Yang seperti ini mungkin tidak populer dikalangan umat islam. Karena makna tetangga bisa jadi sangat luas, bahkan bisa mencakup semua tetangga apapun mazhabnya, apapun agamanya. Hadis lain berbunyi "tidak beriman seseorang hingga ia mencintai tetangganya seperti ia mencintai dirinya sendiri". Sepertinya yang ini akan lebih menyesakkan tuk diamalkan.

 

Mungkin kita bertanya, hadist itu ditujukan pada siapa?. Tentu saja untuk orang islam. Artinya orang islam harus memperlakukan tetangganya dengan sangat baik. Jangan sampai membuat mereka terusik, atau terganggu, atau tak nyaman dengan beberapa aktifitas kita meskipun itu aktifitas keagamaan. Apabila itu tak dilakukan bisa jadi kita belum beriman, meskipun sudah islam.

 

Ternyata ada juga orang islam yang belum beriman. Yaitu orang islam yang seringkali mengganggu atau membuat tetangga tak aman dari gangguannya. Misalnya seorang islam memiliki dua tetangga atheis, dengan alasan dakwah dia memutar bacaan ayat al quran atau kultum setiap habis shalat subuh dengan suara keras. Ternyata diwaktu itu, sang tetangga sedang tidur lelap karena paginya harus kerja. Bisa jadi orang islam itu juga belum beriman.

• [YANG HARUS DIKERJAKAN]
Nilai apakah setiap pernyataan berikut sesuai dengan teks tentang bertetangga di atas. Jawab ya atau tidak untuk masing-masing, sertakan kutipan persis kata-kata teks yang menentukannya.
1. Hadis yang dibahas ditujukan kepada orang islam.
2. Aktivitas keagamaan dikecualikan dari anjuran agar tidak mengganggu tetangga.
3. Dalam contoh, tetangga atheis sedang tidur lelap karena paginya harus kerja.

• [DATA MENTAH]
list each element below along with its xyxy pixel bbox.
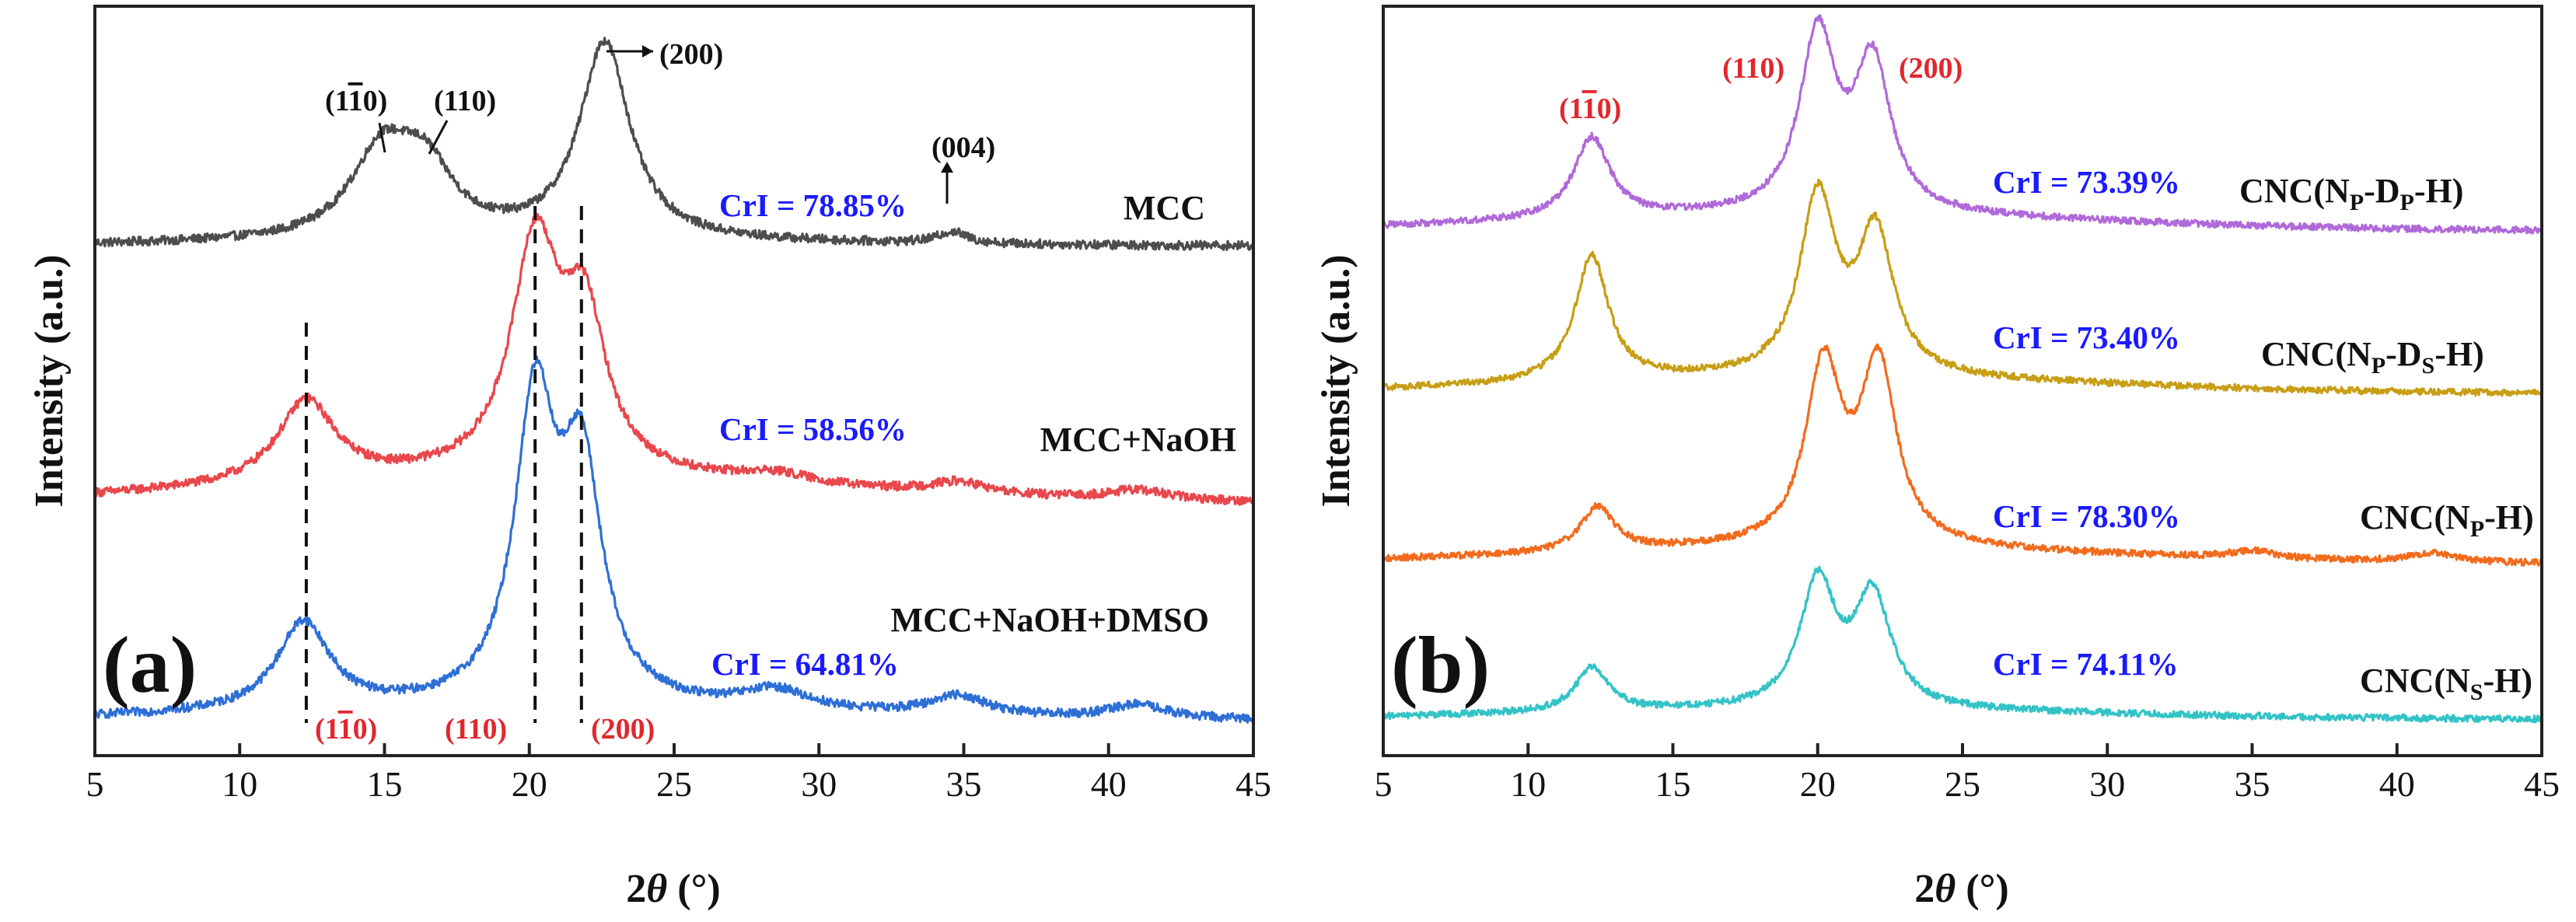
- arrow-200-head: [642, 45, 653, 58]
- panel-b: 5 10 15 20 25 30 35 40 45 Intensity (a.u.) 2θ (°…: [1314, 5, 2560, 911]
- x-tick-label: 20: [1800, 764, 1836, 804]
- series-label-mcc-naoh-dmso: MCC+NaOH+DMSO: [891, 601, 1209, 639]
- x-tick-label: 5: [86, 764, 104, 804]
- annotation-110-top: (110): [434, 85, 496, 117]
- annotation-1-1bar-0-top: (110): [325, 85, 387, 117]
- cri-label-mcc-naoh-dmso: CrI = 64.81%: [711, 646, 899, 682]
- panel-a-axes-frame: [93, 5, 1255, 757]
- x-tick-label: 15: [1655, 764, 1691, 804]
- panel-b-y-axis-label: Intensity (a.u.): [1314, 254, 1358, 507]
- xrd-series-line: [1382, 14, 2543, 235]
- xrd-series-line: [93, 37, 1255, 251]
- panel-a-x-ticks: 5 10 15 20 25 30 35 40 45: [86, 743, 1271, 804]
- x-tick-label: 5: [1375, 764, 1393, 804]
- series-label-cnc-np-dp-h: CNC(NP-DP-H): [2239, 172, 2463, 215]
- annotation-b-200: (200): [1899, 52, 1963, 85]
- xrd-series-line: [94, 355, 1255, 724]
- annotation-200-top: (200): [659, 38, 723, 71]
- cri-label-mcc-naoh: CrI = 58.56%: [719, 411, 907, 447]
- x-tick-label: 25: [1945, 764, 1980, 804]
- annotation-1-1bar-0-bottom: (110): [315, 713, 377, 746]
- series-label-cnc-np-h: CNC(NP-H): [2360, 498, 2534, 542]
- cri-label-cnc-np-h: CrI = 78.30%: [1993, 498, 2180, 534]
- x-tick-label: 40: [1091, 764, 1127, 804]
- arrow-110: [428, 120, 449, 155]
- annotation-b-1-1bar-0: (110): [1559, 93, 1621, 125]
- x-tick-label: 15: [367, 764, 403, 804]
- annotation-110-bottom: (110): [445, 713, 507, 746]
- annotation-200-bottom: (200): [591, 713, 655, 746]
- cri-label-cnc-np-dp-h: CrI = 73.39%: [1993, 164, 2180, 200]
- x-tick-label: 45: [1236, 764, 1271, 804]
- cri-label-cnc-np-ds-h: CrI = 73.40%: [1993, 320, 2180, 355]
- xrd-series-line: [1382, 565, 2543, 724]
- xrd-series-line: [93, 212, 1255, 506]
- panel-a-label: (a): [103, 620, 197, 710]
- series-label-mcc: MCC: [1124, 189, 1205, 227]
- x-tick-label: 30: [801, 764, 837, 804]
- cri-label-cnc-ns-h: CrI = 74.11%: [1993, 646, 2179, 682]
- panel-a-curves: [93, 37, 1255, 724]
- panel-b-curves: [1382, 14, 2543, 724]
- x-tick-label: 10: [1510, 764, 1546, 804]
- panel-a-dashed-guides: [304, 206, 583, 723]
- x-tick-label: 25: [656, 764, 692, 804]
- x-tick-label: 40: [2379, 764, 2415, 804]
- series-label-mcc-naoh: MCC+NaOH: [1040, 421, 1236, 459]
- xrd-series-line: [1382, 178, 2543, 397]
- xrd-series-line: [1382, 343, 2543, 567]
- x-tick-label: 20: [512, 764, 547, 804]
- arrow-1-1bar-0: [378, 122, 386, 153]
- series-label-cnc-ns-h: CNC(NS-H): [2360, 662, 2532, 705]
- x-tick-label: 35: [946, 764, 982, 804]
- panel-b-x-ticks: 5 10 15 20 25 30 35 40 45: [1375, 743, 2560, 804]
- panel-a-y-axis-label: Intensity (a.u.): [27, 254, 72, 507]
- cri-label-mcc: CrI = 78.85%: [719, 187, 907, 223]
- panel-b-axes-frame: [1382, 5, 2543, 757]
- x-tick-label: 45: [2524, 764, 2560, 804]
- annotation-004-top: (004): [931, 131, 995, 164]
- panel-a-x-axis-label: 2θ (°): [626, 867, 720, 911]
- panel-b-x-axis-label: 2θ (°): [1914, 867, 2008, 911]
- annotation-b-110: (110): [1722, 52, 1784, 85]
- panel-b-label: (b): [1391, 620, 1490, 710]
- panel-a: 5 10 15 20 25 30 35 40 45 Intensity (a.u.) 2θ (°…: [27, 5, 1271, 911]
- series-label-cnc-np-ds-h: CNC(NP-DS-H): [2261, 335, 2484, 379]
- x-tick-label: 10: [222, 764, 257, 804]
- arrow-004-head: [941, 162, 953, 173]
- x-tick-label: 30: [2089, 764, 2125, 804]
- x-tick-label: 35: [2235, 764, 2270, 804]
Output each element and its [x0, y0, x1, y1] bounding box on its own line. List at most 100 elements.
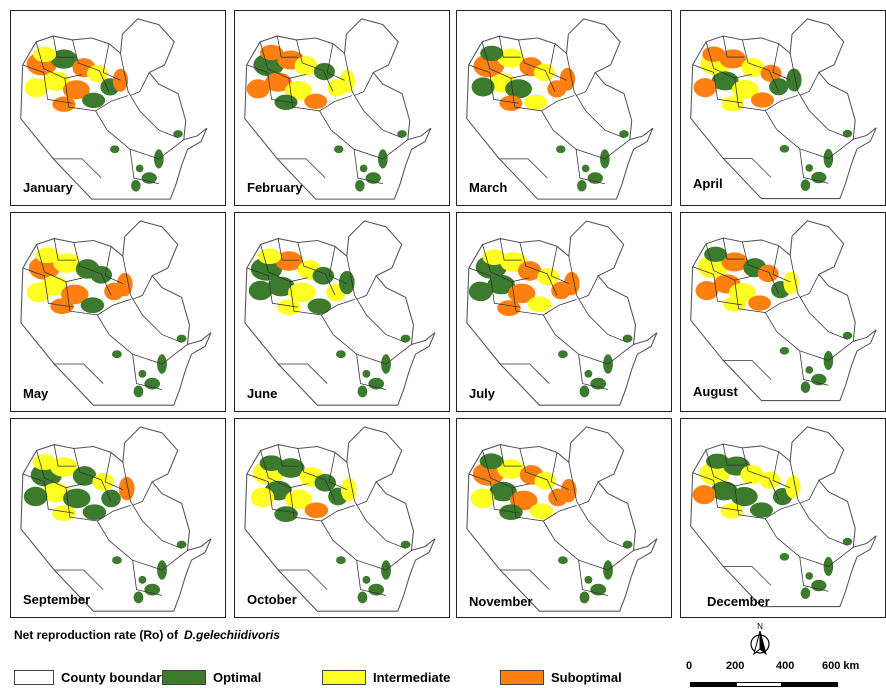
county-boundary [122, 462, 182, 549]
suitability-patch [692, 485, 716, 505]
panel-january: January [10, 10, 226, 206]
country-outline [20, 426, 212, 612]
suitability-patch [779, 347, 790, 355]
suitability-patch [693, 78, 717, 98]
suitability-patch [783, 271, 799, 295]
county-boundary [296, 39, 334, 92]
county-boundary [511, 281, 556, 335]
county-boundary [568, 256, 628, 343]
county-boundary [104, 246, 123, 284]
suitability-patch [695, 281, 719, 301]
suitability-patch [748, 295, 772, 311]
map-june [244, 220, 436, 406]
country-outline [20, 220, 212, 406]
county-boundary [468, 64, 519, 104]
panel-april: April [680, 10, 886, 206]
county-boundary [776, 331, 854, 361]
suitability-patch [811, 171, 827, 184]
county-boundary [765, 502, 798, 519]
county-boundary [734, 280, 778, 332]
month-label: May [23, 386, 49, 401]
legend-label: Intermediate [373, 669, 451, 685]
suitability-patch [24, 78, 48, 98]
suitability-patch [800, 381, 811, 393]
suitability-patch [248, 280, 273, 301]
county-boundary [543, 298, 577, 316]
suitability-patch [721, 252, 749, 272]
suitability-patch [141, 172, 157, 184]
suitability-patch [176, 540, 187, 549]
suitability-patch [805, 164, 814, 172]
county-boundary [765, 296, 798, 313]
scale-tick: 400 [776, 660, 795, 672]
suitability-patch [82, 504, 107, 521]
suitability-patch [62, 80, 90, 100]
suitability-patch [555, 145, 566, 154]
county-boundary [789, 53, 848, 138]
suitability-patch [33, 46, 57, 62]
county-boundary [499, 444, 522, 467]
county-boundary [120, 53, 179, 139]
suitability-patch [711, 71, 739, 91]
county-boundary [260, 244, 308, 283]
county-boundary [35, 41, 83, 79]
suitability-patch [116, 272, 133, 297]
suitability-patch [275, 251, 303, 271]
county-boundary [260, 450, 308, 489]
country-outline [244, 220, 436, 406]
suitability-patch [42, 482, 70, 503]
county-boundary [575, 72, 596, 96]
county-boundary [548, 43, 567, 81]
suitability-patch [82, 92, 106, 109]
county-boundary [554, 540, 634, 571]
county-boundary [97, 504, 131, 522]
county-boundary [723, 158, 772, 178]
county-boundary [353, 149, 383, 185]
suitability-patch [314, 473, 337, 492]
suitability-patch [517, 261, 542, 281]
suitability-patch [357, 385, 368, 398]
county-boundary [741, 447, 780, 500]
county-boundary [741, 39, 780, 92]
scale-tick: 0 [686, 660, 693, 672]
county-boundary [692, 472, 743, 512]
suitability-patch [138, 369, 147, 378]
county-boundary [319, 95, 353, 112]
map-october [244, 426, 436, 612]
country-outline [20, 18, 208, 200]
panel-october: October [234, 418, 450, 618]
county-boundary [22, 267, 74, 308]
county-boundary [246, 267, 298, 308]
suitability-patch [112, 350, 122, 359]
panel-february: February [234, 10, 450, 206]
month-label: August [693, 384, 738, 399]
suitability-patch [584, 369, 593, 378]
suitability-patch [357, 591, 368, 604]
suitability-patch [750, 502, 773, 518]
suitability-patch [560, 478, 577, 503]
suitability-patch [101, 489, 121, 508]
county-boundary [575, 149, 605, 185]
suitability-patch [529, 503, 554, 520]
suitability-patch [264, 72, 292, 92]
county-boundary [54, 363, 104, 384]
suitability-patch [32, 454, 57, 471]
county-boundary [72, 39, 110, 92]
county-boundary [353, 72, 374, 96]
county-boundary [578, 354, 609, 390]
county-boundary [297, 448, 336, 502]
county-boundary [54, 569, 104, 590]
county-boundary [95, 95, 129, 112]
suitability-patch [112, 556, 122, 565]
county-boundary [722, 443, 745, 466]
county-boundary [499, 238, 522, 261]
suitability-patch [50, 49, 78, 69]
suitability-patch [800, 587, 811, 599]
county-boundary [22, 64, 73, 104]
county-boundary [578, 560, 609, 596]
county-boundary [278, 363, 328, 384]
scale-bar [690, 682, 838, 687]
panel-september: September [10, 418, 226, 618]
suitability-patch [118, 476, 135, 501]
suitability-patch [479, 453, 504, 470]
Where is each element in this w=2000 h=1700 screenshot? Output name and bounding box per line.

• [JAWABAN LATIHAN]
1. Ya: "Tentu saja untuk orang islam."
2. Tidak: "Jangan sampai membuat mereka terusik, atau terganggu, atau tak nyaman dengan beberapa aktifitas kita meskipun itu aktifitas keagamaan."
3. Ya: "sang tetangga sedang tidur lelap karena paginya harus kerja."